Identify each line in the records below that contains the word "cotizantes", and copy it.

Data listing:
┌────────

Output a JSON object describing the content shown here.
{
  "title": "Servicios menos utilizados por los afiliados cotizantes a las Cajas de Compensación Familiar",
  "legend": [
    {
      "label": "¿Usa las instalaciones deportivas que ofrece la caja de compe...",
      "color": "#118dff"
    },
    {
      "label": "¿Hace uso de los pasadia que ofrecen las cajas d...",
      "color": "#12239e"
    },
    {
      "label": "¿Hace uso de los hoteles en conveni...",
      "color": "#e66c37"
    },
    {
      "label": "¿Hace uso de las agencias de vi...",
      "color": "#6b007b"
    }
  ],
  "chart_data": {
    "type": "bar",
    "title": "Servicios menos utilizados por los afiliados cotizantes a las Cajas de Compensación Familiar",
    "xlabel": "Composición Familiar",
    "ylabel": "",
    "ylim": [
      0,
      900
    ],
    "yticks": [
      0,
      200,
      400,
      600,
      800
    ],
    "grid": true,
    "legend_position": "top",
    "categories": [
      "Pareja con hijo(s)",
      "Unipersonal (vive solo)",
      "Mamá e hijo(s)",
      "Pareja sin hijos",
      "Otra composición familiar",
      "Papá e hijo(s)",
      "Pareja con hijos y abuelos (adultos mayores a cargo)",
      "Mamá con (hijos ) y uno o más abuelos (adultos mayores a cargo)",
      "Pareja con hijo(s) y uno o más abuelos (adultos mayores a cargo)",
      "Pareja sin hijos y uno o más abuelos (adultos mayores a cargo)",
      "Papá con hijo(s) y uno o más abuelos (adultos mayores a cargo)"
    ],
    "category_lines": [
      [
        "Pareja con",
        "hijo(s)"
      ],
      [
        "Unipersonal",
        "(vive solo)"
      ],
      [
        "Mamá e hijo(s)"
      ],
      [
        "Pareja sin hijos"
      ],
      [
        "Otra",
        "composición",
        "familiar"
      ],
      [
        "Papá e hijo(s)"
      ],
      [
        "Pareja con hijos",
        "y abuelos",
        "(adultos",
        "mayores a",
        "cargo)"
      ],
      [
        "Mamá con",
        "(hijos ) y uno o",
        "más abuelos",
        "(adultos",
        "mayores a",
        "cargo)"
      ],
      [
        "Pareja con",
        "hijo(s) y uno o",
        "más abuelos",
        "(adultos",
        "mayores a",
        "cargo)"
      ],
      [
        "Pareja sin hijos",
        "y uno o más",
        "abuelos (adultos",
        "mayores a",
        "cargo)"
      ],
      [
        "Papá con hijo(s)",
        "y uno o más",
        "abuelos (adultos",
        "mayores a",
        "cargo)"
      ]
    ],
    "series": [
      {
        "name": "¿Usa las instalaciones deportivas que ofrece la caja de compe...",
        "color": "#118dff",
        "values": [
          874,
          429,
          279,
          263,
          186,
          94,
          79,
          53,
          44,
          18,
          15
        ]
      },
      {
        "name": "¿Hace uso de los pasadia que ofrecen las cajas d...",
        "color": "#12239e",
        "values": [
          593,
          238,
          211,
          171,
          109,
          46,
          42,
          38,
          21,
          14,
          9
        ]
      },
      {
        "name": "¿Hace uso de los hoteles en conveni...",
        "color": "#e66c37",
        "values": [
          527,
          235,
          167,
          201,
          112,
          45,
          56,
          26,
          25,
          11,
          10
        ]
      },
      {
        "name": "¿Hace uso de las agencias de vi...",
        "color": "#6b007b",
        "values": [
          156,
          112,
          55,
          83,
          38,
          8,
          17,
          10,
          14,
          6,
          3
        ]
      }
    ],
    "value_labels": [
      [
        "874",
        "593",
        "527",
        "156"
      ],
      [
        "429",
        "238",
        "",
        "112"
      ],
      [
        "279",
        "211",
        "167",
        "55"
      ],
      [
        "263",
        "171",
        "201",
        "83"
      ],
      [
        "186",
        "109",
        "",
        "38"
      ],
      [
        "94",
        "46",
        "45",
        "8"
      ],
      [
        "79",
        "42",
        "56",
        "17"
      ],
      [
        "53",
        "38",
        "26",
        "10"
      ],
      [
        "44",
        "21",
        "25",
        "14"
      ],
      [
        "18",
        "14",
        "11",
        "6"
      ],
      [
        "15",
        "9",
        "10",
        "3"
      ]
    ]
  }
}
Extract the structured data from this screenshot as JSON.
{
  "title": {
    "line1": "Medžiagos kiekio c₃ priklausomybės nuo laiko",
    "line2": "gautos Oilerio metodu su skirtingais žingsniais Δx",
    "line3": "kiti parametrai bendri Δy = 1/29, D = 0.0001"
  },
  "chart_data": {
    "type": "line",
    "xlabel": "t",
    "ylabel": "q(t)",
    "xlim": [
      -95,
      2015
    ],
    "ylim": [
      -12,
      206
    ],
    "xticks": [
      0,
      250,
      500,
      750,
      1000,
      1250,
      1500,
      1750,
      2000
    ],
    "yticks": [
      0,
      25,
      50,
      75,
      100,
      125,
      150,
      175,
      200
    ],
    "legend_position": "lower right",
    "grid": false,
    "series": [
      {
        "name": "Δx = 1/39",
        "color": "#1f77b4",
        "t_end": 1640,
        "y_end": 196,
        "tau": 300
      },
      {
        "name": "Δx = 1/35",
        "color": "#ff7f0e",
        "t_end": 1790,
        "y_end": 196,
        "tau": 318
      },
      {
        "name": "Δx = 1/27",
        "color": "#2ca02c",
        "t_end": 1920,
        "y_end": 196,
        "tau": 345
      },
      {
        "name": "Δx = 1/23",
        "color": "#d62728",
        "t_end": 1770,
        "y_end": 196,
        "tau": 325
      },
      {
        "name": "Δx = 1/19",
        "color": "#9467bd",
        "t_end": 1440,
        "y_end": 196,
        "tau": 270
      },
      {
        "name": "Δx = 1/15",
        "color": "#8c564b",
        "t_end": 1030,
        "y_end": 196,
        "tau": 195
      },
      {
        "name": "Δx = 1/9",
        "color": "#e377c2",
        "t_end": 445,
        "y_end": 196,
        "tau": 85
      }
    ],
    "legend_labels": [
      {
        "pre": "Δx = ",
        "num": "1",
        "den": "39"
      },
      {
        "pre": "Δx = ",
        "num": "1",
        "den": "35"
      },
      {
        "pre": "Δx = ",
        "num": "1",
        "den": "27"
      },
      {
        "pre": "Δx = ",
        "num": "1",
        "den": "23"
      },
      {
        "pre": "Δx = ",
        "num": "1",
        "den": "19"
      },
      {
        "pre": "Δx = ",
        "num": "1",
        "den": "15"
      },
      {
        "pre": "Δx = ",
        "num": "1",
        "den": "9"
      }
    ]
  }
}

└────────

Finished task —
  "title": "Servicios menos utilizados por los afiliados cotizantes a las Cajas de Compensación Familiar",
    "title": "Servicios menos utilizados por los afiliados cotizantes a las Cajas de Compensación Familiar",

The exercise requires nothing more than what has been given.